■ Instructions for the task
The exercise asks you to copy every line below in which "JSON" appears.

■ Record set
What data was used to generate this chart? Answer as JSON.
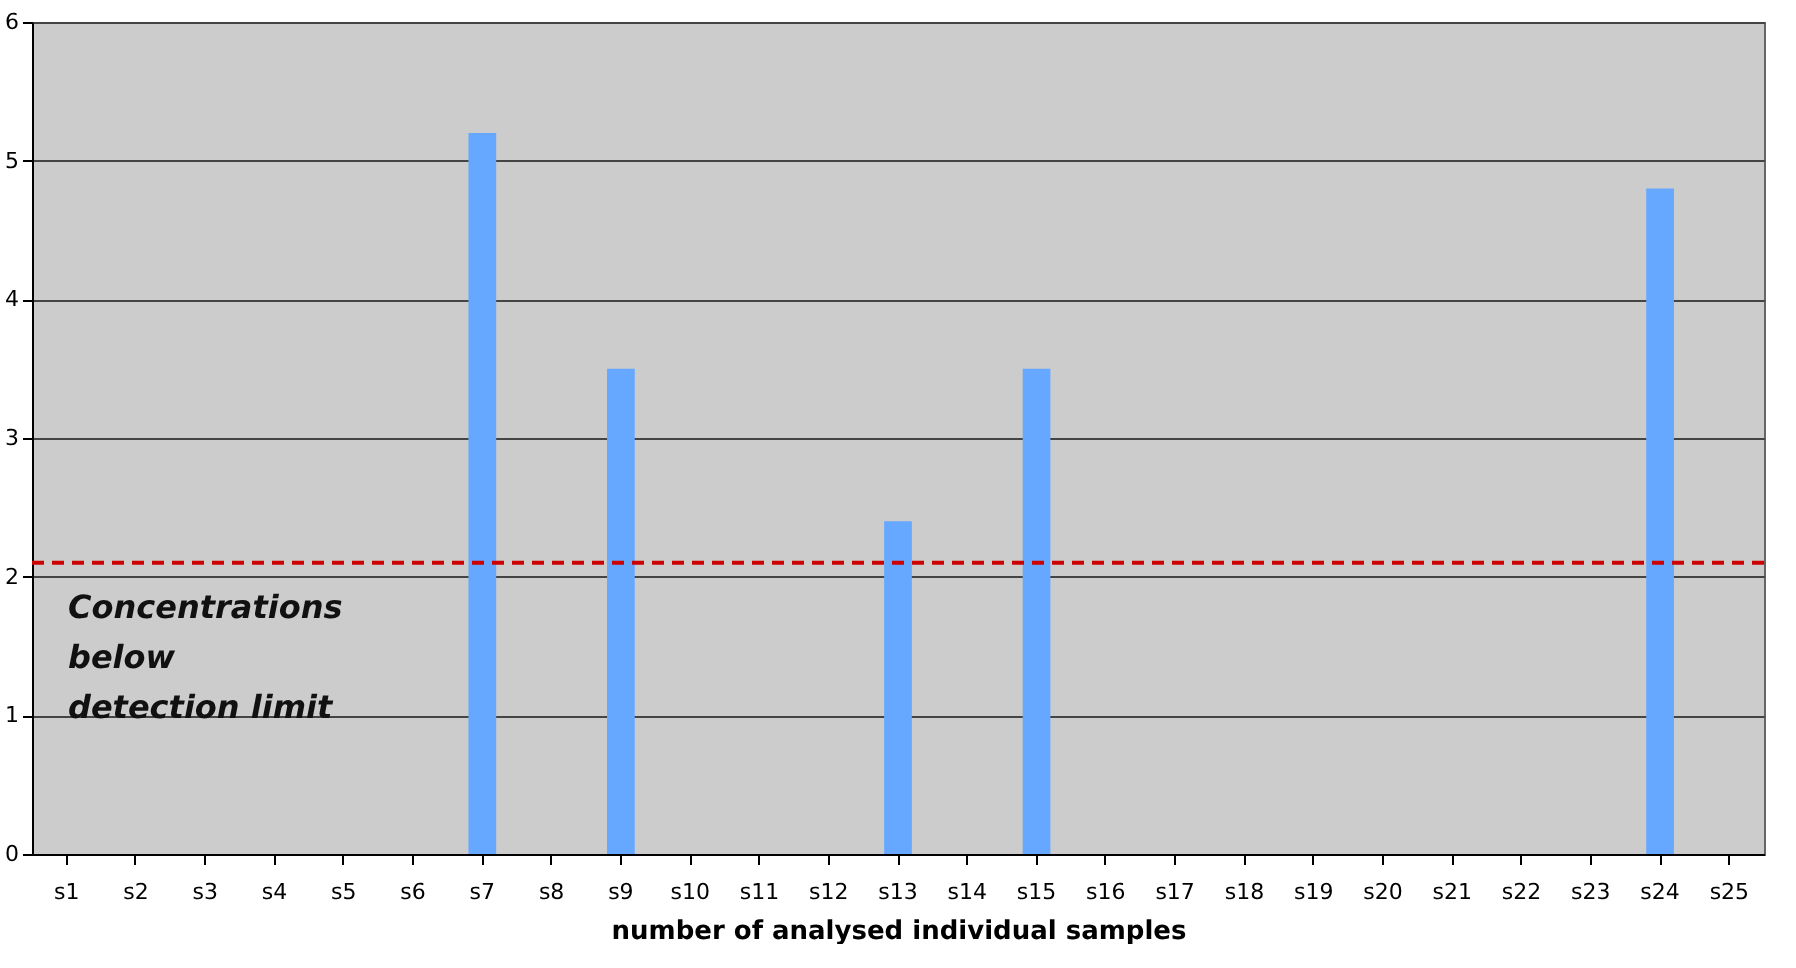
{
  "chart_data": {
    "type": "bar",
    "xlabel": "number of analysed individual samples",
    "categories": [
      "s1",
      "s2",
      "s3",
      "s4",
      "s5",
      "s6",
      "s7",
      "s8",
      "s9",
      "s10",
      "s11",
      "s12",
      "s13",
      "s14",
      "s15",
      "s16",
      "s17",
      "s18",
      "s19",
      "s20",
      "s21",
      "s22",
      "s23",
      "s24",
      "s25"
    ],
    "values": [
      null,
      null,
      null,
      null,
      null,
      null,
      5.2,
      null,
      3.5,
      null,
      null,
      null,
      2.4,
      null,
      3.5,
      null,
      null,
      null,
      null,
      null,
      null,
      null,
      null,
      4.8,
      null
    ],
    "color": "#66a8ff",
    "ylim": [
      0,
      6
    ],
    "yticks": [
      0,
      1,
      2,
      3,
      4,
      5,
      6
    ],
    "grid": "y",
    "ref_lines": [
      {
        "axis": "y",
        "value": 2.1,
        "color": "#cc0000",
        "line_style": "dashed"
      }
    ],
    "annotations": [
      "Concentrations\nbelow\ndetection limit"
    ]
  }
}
==
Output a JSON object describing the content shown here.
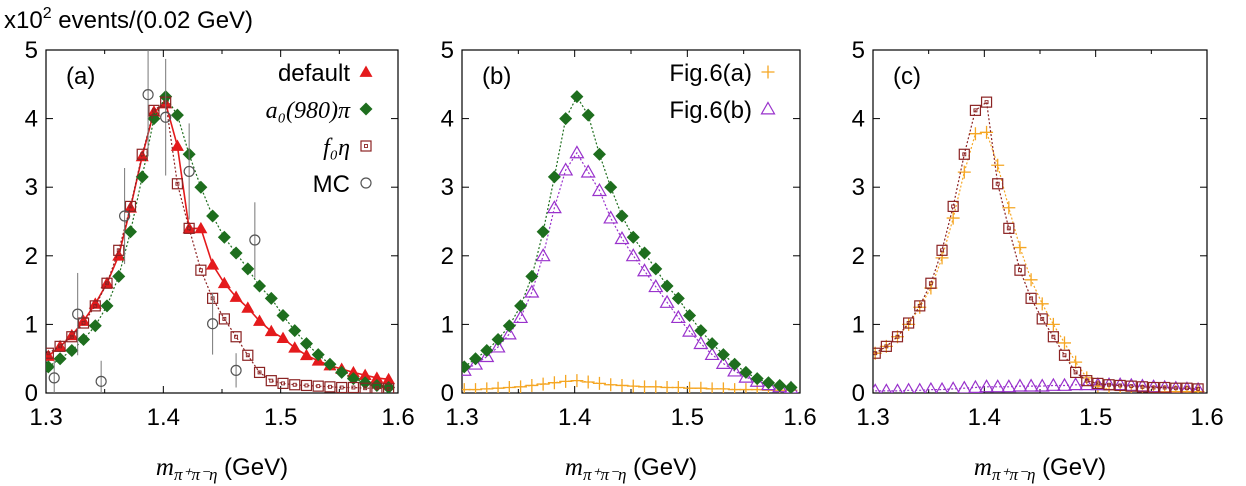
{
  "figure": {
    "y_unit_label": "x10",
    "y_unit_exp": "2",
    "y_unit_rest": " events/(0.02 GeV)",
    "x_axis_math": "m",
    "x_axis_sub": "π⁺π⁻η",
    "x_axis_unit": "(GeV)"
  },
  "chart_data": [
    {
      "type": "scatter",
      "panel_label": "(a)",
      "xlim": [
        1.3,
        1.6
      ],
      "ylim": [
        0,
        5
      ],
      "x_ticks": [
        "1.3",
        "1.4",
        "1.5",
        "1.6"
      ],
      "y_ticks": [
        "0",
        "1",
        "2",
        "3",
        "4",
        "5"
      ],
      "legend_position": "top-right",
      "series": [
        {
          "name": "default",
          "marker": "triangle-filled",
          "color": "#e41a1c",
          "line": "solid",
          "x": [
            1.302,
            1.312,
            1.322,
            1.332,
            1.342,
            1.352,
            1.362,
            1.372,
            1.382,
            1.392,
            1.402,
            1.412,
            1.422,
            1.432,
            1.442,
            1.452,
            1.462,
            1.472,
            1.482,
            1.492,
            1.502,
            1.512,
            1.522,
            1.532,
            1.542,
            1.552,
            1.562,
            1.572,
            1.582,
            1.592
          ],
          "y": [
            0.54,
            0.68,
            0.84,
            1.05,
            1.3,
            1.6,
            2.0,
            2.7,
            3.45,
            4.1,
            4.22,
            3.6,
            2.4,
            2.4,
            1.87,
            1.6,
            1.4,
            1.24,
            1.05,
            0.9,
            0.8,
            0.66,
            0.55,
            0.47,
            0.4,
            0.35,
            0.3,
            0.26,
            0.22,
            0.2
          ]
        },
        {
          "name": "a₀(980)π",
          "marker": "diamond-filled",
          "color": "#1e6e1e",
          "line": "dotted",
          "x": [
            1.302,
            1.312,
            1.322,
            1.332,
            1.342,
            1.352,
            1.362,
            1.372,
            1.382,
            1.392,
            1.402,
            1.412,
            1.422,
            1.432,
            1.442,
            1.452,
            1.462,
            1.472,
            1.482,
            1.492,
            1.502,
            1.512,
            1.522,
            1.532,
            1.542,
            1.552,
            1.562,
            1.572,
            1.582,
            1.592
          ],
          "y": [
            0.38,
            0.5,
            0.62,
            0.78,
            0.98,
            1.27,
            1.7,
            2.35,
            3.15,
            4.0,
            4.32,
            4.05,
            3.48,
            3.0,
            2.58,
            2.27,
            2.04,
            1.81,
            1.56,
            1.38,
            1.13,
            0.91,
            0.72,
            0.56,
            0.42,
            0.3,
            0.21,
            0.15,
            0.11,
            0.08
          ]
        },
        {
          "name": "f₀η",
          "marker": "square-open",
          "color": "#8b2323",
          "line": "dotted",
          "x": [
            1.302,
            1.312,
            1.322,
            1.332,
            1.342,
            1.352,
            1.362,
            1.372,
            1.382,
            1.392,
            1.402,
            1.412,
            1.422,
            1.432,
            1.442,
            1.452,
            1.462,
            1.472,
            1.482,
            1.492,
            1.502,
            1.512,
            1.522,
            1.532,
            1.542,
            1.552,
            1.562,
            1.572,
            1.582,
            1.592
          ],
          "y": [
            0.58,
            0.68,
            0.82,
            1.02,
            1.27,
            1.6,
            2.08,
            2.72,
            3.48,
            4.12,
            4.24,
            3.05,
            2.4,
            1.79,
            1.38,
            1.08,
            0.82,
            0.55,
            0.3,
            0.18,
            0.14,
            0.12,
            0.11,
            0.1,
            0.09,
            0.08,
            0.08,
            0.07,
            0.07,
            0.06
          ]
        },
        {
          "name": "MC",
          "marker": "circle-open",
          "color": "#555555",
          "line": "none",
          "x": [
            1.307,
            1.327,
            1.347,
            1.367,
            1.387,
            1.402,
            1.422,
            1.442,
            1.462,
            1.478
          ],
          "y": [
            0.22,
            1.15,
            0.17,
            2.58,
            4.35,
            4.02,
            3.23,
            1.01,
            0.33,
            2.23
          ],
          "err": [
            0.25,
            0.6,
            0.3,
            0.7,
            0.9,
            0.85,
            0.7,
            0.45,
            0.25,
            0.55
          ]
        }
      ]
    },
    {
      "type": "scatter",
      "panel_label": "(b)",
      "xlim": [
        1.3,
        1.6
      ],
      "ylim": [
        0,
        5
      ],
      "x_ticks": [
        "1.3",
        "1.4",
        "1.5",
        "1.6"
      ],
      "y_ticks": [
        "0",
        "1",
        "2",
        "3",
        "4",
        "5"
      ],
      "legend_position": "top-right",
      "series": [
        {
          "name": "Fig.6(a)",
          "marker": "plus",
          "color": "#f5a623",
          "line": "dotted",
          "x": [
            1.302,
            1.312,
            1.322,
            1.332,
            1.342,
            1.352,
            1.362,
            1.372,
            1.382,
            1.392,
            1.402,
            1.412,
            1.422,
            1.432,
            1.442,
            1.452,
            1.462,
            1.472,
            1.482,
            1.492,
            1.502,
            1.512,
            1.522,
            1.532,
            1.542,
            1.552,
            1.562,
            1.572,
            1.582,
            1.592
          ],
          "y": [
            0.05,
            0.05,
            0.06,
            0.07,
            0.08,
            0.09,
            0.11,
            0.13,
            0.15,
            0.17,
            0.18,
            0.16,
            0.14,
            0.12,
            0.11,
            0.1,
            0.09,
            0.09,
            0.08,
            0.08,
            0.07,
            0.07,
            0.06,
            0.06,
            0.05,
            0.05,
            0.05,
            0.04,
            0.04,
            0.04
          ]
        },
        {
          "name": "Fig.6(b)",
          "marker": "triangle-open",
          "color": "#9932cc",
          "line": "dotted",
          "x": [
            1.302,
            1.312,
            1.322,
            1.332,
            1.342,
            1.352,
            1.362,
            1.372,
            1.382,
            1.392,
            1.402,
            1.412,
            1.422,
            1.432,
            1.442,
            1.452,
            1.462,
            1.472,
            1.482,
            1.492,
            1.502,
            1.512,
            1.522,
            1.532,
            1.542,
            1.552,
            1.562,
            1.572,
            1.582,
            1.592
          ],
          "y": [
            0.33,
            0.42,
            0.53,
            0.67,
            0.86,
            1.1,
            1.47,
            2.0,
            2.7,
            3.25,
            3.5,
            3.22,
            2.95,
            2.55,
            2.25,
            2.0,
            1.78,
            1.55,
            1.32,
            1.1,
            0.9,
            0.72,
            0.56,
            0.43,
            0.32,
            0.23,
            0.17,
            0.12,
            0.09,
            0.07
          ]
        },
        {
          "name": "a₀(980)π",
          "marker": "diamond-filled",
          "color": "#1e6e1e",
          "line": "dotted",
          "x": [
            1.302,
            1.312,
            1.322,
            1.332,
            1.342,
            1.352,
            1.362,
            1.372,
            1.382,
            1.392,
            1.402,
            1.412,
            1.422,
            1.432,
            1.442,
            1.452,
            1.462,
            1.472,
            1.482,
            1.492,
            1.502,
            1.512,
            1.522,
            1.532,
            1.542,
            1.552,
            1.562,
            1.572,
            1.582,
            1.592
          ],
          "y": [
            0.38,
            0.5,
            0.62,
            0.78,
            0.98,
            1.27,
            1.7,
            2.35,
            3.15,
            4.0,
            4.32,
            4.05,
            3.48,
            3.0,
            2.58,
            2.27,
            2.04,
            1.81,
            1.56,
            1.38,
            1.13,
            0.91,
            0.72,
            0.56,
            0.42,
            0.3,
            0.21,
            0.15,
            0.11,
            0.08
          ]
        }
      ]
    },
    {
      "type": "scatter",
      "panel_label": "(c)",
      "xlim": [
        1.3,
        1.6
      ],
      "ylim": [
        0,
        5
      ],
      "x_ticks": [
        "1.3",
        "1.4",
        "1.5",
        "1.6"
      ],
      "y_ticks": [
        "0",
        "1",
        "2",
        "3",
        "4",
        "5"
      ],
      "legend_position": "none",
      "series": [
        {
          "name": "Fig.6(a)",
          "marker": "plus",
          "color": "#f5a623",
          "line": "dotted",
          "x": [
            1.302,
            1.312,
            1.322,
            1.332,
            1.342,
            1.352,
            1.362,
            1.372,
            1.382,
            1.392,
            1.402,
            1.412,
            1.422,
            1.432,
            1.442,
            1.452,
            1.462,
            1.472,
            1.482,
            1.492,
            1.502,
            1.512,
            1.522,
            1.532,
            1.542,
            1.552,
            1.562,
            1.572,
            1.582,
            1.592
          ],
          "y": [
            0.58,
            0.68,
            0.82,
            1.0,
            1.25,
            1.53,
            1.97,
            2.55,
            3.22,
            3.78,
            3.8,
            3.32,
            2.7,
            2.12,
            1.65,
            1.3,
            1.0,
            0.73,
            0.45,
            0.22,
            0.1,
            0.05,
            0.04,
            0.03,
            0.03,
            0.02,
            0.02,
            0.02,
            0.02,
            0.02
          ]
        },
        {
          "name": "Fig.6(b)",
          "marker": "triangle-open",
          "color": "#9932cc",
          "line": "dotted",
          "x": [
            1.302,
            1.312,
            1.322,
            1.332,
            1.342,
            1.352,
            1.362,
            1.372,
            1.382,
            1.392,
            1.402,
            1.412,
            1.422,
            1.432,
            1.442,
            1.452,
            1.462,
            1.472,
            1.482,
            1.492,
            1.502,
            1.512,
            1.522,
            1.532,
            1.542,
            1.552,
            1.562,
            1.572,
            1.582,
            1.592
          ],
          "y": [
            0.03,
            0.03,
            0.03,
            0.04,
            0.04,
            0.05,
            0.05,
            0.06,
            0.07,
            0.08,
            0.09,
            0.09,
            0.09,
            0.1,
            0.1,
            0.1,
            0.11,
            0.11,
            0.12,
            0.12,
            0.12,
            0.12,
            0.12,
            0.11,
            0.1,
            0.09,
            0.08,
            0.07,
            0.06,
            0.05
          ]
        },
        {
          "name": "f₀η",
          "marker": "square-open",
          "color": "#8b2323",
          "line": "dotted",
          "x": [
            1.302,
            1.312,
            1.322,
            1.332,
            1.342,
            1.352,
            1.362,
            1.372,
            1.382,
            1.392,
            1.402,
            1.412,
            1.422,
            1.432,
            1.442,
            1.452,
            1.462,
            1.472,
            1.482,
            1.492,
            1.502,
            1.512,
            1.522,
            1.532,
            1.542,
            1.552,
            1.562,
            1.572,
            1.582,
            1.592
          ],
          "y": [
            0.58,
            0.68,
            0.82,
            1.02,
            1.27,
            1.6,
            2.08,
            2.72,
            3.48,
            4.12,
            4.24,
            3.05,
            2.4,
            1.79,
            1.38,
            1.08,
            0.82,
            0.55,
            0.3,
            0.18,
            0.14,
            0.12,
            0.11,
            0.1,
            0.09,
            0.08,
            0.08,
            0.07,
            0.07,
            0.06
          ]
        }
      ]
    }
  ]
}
---
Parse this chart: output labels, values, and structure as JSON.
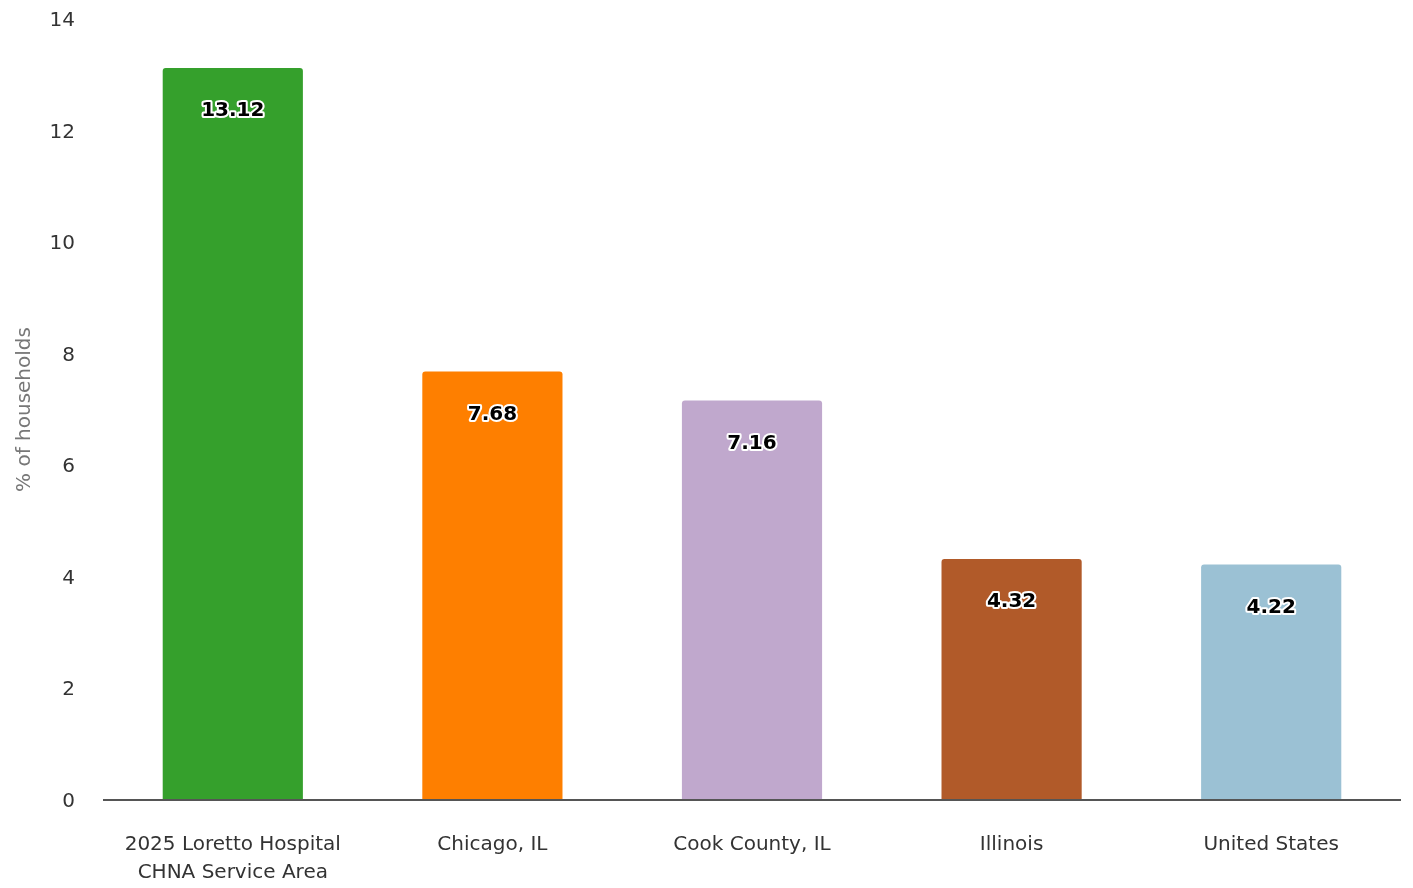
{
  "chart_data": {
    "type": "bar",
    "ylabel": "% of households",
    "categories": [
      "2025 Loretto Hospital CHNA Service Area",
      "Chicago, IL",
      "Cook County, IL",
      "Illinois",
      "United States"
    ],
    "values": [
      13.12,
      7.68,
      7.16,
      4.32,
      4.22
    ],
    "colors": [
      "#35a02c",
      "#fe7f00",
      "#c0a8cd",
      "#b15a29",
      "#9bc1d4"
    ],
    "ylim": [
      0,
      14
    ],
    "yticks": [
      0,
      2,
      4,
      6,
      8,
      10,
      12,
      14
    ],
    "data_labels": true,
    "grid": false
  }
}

■ Problem solution
What data was used to generate this chart? Answer as JSON.
Output a JSON object describing the content shown here.
Parse this chart: output labels, values, and structure as JSON.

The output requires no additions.